* _WHAT THE TASK ASKS_: Check each line of the listing, and copy it if it contains the word "документов".

━━━━━ AVAILABLE DATA ━━━━━

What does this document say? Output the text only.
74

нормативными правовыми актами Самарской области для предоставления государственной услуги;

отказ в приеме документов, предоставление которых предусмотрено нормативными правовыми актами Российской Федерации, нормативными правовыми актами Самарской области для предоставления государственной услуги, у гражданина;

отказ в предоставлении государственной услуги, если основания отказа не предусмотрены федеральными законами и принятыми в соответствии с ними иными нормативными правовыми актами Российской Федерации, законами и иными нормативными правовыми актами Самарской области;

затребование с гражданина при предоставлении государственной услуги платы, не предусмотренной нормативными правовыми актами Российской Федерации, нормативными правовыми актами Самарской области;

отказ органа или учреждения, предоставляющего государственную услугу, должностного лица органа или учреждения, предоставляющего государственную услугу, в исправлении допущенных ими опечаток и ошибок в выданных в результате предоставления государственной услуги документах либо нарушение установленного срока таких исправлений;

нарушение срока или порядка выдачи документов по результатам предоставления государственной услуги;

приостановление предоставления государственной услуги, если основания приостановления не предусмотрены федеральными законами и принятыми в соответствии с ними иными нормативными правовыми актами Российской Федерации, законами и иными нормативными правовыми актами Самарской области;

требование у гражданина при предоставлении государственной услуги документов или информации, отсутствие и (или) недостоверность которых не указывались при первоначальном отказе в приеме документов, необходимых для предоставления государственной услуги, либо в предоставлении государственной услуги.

━━━━━

* _FINISHED EXERCISE_:
отказ в приеме документов, предоставление которых предусмотрено нормативными правовыми актами Российской Федерации, нормативными правовыми актами Самарской области для предоставления государственной услуги, у гражданина;
нарушение срока или порядка выдачи документов по результатам предоставления государственной услуги;
требование у гражданина при предоставлении государственной услуги документов или информации, отсутствие и (или) недостоверность которых не указывались при первоначальном отказе в приеме документов, необходимых для предоставления государственной услуги, либо в предоставлении государственной услуги.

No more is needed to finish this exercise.